What the task asks:
Only the number is wanted: count the lines that include the word "heading".

Provided data:
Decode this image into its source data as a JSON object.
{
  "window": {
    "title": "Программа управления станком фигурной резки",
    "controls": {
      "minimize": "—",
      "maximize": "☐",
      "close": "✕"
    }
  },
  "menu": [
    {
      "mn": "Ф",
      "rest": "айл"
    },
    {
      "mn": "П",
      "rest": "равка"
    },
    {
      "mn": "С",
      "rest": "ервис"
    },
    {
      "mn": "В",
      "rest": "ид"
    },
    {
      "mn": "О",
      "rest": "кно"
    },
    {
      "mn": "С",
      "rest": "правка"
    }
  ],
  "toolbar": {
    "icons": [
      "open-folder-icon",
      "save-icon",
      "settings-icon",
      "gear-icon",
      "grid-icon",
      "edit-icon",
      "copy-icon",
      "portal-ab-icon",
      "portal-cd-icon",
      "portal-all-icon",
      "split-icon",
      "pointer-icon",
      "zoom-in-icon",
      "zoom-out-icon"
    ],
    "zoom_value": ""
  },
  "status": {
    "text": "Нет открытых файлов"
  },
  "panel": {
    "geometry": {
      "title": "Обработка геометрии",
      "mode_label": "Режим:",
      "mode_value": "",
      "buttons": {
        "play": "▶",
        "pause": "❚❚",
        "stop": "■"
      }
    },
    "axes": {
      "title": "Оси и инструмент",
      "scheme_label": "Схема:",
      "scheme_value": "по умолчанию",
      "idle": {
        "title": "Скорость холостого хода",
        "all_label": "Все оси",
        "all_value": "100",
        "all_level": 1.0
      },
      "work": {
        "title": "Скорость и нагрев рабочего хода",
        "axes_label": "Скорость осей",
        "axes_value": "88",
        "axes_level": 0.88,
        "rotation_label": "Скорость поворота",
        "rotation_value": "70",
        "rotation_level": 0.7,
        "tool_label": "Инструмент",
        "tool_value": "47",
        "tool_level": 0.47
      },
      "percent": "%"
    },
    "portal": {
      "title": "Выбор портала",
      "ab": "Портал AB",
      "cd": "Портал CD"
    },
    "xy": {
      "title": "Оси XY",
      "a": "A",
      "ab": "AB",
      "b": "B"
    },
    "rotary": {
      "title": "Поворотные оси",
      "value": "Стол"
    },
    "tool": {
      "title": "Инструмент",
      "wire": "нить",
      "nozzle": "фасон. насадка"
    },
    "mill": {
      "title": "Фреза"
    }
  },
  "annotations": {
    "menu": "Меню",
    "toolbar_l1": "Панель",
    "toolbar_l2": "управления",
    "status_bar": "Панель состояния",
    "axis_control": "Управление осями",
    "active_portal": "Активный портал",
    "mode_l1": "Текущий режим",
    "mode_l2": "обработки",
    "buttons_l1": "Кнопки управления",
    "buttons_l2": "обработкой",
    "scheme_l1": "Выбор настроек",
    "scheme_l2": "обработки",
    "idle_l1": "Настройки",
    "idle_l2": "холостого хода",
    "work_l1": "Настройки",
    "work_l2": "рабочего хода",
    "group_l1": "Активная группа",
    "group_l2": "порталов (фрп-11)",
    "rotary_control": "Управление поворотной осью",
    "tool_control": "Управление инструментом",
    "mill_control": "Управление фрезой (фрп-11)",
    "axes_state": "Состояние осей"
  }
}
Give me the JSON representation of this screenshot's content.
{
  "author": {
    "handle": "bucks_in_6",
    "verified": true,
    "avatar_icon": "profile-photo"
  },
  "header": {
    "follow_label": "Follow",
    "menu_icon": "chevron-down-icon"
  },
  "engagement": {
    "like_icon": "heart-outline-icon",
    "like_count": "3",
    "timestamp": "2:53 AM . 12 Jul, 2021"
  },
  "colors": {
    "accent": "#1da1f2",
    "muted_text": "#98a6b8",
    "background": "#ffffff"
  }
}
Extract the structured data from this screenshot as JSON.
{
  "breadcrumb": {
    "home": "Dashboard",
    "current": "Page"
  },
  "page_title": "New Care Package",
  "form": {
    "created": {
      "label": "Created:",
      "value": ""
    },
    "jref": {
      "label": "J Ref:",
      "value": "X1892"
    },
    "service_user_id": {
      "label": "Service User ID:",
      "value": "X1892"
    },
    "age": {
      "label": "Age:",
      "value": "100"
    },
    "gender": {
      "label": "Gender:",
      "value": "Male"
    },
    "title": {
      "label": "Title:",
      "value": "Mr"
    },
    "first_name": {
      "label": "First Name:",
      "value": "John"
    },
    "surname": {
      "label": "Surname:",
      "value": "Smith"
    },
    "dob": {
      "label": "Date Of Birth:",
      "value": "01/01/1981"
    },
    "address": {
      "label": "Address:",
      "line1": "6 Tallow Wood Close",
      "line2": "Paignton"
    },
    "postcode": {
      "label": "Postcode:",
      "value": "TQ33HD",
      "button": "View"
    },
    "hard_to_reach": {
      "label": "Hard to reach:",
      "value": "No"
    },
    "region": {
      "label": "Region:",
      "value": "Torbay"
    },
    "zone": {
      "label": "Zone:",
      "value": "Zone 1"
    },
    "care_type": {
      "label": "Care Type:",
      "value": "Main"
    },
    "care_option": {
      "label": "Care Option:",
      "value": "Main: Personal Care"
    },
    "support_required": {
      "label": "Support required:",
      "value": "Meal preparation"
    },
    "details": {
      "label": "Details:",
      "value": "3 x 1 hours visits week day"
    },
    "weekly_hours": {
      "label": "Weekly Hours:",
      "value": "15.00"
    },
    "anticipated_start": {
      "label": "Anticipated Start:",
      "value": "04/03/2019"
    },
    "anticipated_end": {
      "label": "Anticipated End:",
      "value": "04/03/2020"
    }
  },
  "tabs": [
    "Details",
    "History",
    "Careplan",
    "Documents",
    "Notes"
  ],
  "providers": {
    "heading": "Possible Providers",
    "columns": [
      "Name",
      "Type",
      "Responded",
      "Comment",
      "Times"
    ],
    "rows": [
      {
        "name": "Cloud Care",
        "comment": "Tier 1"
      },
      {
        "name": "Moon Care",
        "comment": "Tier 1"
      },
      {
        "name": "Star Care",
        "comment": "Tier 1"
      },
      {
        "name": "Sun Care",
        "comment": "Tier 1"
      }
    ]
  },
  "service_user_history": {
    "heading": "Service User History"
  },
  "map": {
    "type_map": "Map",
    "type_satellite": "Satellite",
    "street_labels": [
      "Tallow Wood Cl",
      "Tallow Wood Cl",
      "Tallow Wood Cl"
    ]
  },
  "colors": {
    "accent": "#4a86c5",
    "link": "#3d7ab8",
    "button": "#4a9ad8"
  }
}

Task result:
2